## Task directions:
Please write out the complete listing that follows, exactly as it reads.

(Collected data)
★ ★ ★ ★ ★

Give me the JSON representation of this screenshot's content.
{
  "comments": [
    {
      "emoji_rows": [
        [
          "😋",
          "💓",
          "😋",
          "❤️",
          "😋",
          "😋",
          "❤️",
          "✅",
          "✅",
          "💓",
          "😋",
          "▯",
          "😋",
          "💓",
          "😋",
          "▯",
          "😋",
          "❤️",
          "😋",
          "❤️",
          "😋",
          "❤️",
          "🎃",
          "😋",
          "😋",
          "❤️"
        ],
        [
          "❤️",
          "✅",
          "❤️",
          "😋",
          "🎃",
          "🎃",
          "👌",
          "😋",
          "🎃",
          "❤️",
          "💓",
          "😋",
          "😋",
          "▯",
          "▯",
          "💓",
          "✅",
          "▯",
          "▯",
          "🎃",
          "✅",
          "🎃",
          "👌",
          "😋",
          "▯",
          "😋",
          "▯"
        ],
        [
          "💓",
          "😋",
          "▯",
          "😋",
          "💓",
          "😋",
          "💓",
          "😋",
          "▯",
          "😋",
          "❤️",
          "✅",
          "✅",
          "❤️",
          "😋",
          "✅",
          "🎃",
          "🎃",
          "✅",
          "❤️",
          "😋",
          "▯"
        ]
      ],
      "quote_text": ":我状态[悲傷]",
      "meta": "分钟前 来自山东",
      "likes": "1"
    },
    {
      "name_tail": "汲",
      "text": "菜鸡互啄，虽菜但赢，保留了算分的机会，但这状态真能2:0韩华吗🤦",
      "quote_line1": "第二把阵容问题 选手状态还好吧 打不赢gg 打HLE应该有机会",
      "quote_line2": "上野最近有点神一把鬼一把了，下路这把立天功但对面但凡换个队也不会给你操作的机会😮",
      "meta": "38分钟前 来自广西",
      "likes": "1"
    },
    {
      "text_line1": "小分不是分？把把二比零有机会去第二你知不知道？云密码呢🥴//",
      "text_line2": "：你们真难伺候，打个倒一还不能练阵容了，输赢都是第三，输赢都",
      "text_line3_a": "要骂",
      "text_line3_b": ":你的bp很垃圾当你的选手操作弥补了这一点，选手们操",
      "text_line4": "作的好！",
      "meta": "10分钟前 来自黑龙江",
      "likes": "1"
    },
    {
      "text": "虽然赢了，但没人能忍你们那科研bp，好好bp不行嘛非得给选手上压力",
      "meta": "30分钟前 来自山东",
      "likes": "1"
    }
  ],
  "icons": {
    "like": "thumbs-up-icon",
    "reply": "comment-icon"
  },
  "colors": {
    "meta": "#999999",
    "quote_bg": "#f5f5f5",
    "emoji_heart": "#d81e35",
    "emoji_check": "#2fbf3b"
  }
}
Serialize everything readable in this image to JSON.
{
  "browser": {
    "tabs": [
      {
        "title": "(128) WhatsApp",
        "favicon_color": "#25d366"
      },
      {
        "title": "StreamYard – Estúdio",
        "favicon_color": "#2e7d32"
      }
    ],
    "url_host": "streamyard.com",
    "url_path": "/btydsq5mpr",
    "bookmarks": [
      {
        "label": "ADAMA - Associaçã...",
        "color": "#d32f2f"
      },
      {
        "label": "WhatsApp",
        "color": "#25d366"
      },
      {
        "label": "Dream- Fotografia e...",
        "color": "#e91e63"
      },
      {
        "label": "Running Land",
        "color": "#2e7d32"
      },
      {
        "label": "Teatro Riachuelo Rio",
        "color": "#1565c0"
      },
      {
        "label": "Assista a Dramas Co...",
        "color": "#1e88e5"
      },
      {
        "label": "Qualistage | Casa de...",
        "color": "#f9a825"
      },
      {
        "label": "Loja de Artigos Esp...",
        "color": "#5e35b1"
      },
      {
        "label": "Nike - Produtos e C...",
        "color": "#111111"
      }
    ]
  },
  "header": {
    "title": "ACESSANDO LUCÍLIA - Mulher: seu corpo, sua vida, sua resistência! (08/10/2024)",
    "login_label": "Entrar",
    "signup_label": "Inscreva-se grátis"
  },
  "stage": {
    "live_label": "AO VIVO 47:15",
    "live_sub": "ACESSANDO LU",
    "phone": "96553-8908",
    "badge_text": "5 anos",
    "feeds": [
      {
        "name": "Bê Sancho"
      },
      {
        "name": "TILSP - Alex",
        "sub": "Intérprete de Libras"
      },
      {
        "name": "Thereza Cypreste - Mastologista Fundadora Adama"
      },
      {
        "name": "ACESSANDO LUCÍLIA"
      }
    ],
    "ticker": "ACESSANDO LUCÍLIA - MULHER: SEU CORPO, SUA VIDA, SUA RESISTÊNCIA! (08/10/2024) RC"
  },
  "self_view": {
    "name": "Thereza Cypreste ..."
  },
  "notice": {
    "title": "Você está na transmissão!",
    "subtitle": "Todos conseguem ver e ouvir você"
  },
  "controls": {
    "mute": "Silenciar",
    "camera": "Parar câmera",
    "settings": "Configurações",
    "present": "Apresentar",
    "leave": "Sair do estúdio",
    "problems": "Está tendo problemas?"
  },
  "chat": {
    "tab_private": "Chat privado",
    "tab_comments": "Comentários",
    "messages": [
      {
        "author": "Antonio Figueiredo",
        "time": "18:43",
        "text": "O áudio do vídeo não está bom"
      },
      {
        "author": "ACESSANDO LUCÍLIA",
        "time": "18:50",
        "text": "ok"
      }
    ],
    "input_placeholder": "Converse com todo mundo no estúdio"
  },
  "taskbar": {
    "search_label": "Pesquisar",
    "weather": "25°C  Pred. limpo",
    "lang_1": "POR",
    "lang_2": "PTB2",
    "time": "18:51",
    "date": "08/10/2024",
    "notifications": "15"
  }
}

★ ★ ★ ★ ★

## Written response:
Give me the JSON representation of this screenshot's content.
{
  "comments": [
    {
      "emoji_rows": [
        [
          "😋",
          "💓",
          "😋",
          "❤️",
          "😋",
          "😋",
          "❤️",
          "✅",
          "✅",
          "💓",
          "😋",
          "▯",
          "😋",
          "💓",
          "😋",
          "▯",
          "😋",
          "❤️",
          "😋",
          "❤️",
          "😋",
          "❤️",
          "🎃",
          "😋",
          "😋",
          "❤️"
        ],
        [
          "❤️",
          "✅",
          "❤️",
          "😋",
          "🎃",
          "🎃",
          "👌",
          "😋",
          "🎃",
          "❤️",
          "💓",
          "😋",
          "😋",
          "▯",
          "▯",
          "💓",
          "✅",
          "▯",
          "▯",
          "🎃",
          "✅",
          "🎃",
          "👌",
          "😋",
          "▯",
          "😋",
          "▯"
        ],
        [
          "💓",
          "😋",
          "▯",
          "😋",
          "💓",
          "😋",
          "💓",
          "😋",
          "▯",
          "😋",
          "❤️",
          "✅",
          "✅",
          "❤️",
          "😋",
          "✅",
          "🎃",
          "🎃",
          "✅",
          "❤️",
          "😋",
          "▯"
        ]
      ],
      "quote_text": ":我状态[悲傷]",
      "meta": "分钟前 来自山东",
      "likes": "1"
    },
    {
      "name_tail": "汲",
      "text": "菜鸡互啄，虽菜但赢，保留了算分的机会，但这状态真能2:0韩华吗🤦",
      "quote_line1": "第二把阵容问题 选手状态还好吧 打不赢gg 打HLE应该有机会",
      "quote_line2": "上野最近有点神一把鬼一把了，下路这把立天功但对面但凡换个队也不会给你操作的机会😮",
      "meta": "38分钟前 来自广西",
      "likes": "1"
    },
    {
      "text_line1": "小分不是分？把把二比零有机会去第二你知不知道？云密码呢🥴//",
      "text_line2": "：你们真难伺候，打个倒一还不能练阵容了，输赢都是第三，输赢都",
      "text_line3_a": "要骂",
      "text_line3_b": ":你的bp很垃圾当你的选手操作弥补了这一点，选手们操",
      "text_line4": "作的好！",
      "meta": "10分钟前 来自黑龙江",
      "likes": "1"
    },
    {
      "text": "虽然赢了，但没人能忍你们那科研bp，好好bp不行嘛非得给选手上压力",
      "meta": "30分钟前 来自山东",
      "likes": "1"
    }
  ],
  "icons": {
    "like": "thumbs-up-icon",
    "reply": "comment-icon"
  },
  "colors": {
    "meta": "#999999",
    "quote_bg": "#f5f5f5",
    "emoji_heart": "#d81e35",
    "emoji_check": "#2fbf3b"
  }
}
Serialize everything readable in this image to JSON.
{
  "browser": {
    "tabs": [
      {
        "title": "(128) WhatsApp",
        "favicon_color": "#25d366"
      },
      {
        "title": "StreamYard – Estúdio",
        "favicon_color": "#2e7d32"
      }
    ],
    "url_host": "streamyard.com",
    "url_path": "/btydsq5mpr",
    "bookmarks": [
      {
        "label": "ADAMA - Associaçã...",
        "color": "#d32f2f"
      },
      {
        "label": "WhatsApp",
        "color": "#25d366"
      },
      {
        "label": "Dream- Fotografia e...",
        "color": "#e91e63"
      },
      {
        "label": "Running Land",
        "color": "#2e7d32"
      },
      {
        "label": "Teatro Riachuelo Rio",
        "color": "#1565c0"
      },
      {
        "label": "Assista a Dramas Co...",
        "color": "#1e88e5"
      },
      {
        "label": "Qualistage | Casa de...",
        "color": "#f9a825"
      },
      {
        "label": "Loja de Artigos Esp...",
        "color": "#5e35b1"
      },
      {
        "label": "Nike - Produtos e C...",
        "color": "#111111"
      }
    ]
  },
  "header": {
    "title": "ACESSANDO LUCÍLIA - Mulher: seu corpo, sua vida, sua resistência! (08/10/2024)",
    "login_label": "Entrar",
    "signup_label": "Inscreva-se grátis"
  },
  "stage": {
    "live_label": "AO VIVO 47:15",
    "live_sub": "ACESSANDO LU",
    "phone": "96553-8908",
    "badge_text": "5 anos",
    "feeds": [
      {
        "name": "Bê Sancho"
      },
      {
        "name": "TILSP - Alex",
        "sub": "Intérprete de Libras"
      },
      {
        "name": "Thereza Cypreste - Mastologista Fundadora Adama"
      },
      {
        "name": "ACESSANDO LUCÍLIA"
      }
    ],
    "ticker": "ACESSANDO LUCÍLIA - MULHER: SEU CORPO, SUA VIDA, SUA RESISTÊNCIA! (08/10/2024) RC"
  },
  "self_view": {
    "name": "Thereza Cypreste ..."
  },
  "notice": {
    "title": "Você está na transmissão!",
    "subtitle": "Todos conseguem ver e ouvir você"
  },
  "controls": {
    "mute": "Silenciar",
    "camera": "Parar câmera",
    "settings": "Configurações",
    "present": "Apresentar",
    "leave": "Sair do estúdio",
    "problems": "Está tendo problemas?"
  },
  "chat": {
    "tab_private": "Chat privado",
    "tab_comments": "Comentários",
    "messages": [
      {
        "author": "Antonio Figueiredo",
        "time": "18:43",
        "text": "O áudio do vídeo não está bom"
      },
      {
        "author": "ACESSANDO LUCÍLIA",
        "time": "18:50",
        "text": "ok"
      }
    ],
    "input_placeholder": "Converse com todo mundo no estúdio"
  },
  "taskbar": {
    "search_label": "Pesquisar",
    "weather": "25°C  Pred. limpo",
    "lang_1": "POR",
    "lang_2": "PTB2",
    "time": "18:51",
    "date": "08/10/2024",
    "notifications": "15"
  }
}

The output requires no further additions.